* _STATED EXERCISE_
Make an exact copy of the listing below.

* _SUPPLIED ENTRIES_
--------------------
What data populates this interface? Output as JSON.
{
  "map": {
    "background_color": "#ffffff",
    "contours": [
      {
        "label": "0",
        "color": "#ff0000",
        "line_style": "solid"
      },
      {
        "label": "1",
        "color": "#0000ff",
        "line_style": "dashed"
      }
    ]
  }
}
--------------------
* _RESPONSE_
What data populates this interface? Output as JSON.
{
  "map": {
    "background_color": "#ffffff",
    "contours": [
      {
        "label": "0",
        "color": "#ff0000",
        "line_style": "solid"
      },
      {
        "label": "1",
        "color": "#0000ff",
        "line_style": "dashed"
      }
    ]
  }
}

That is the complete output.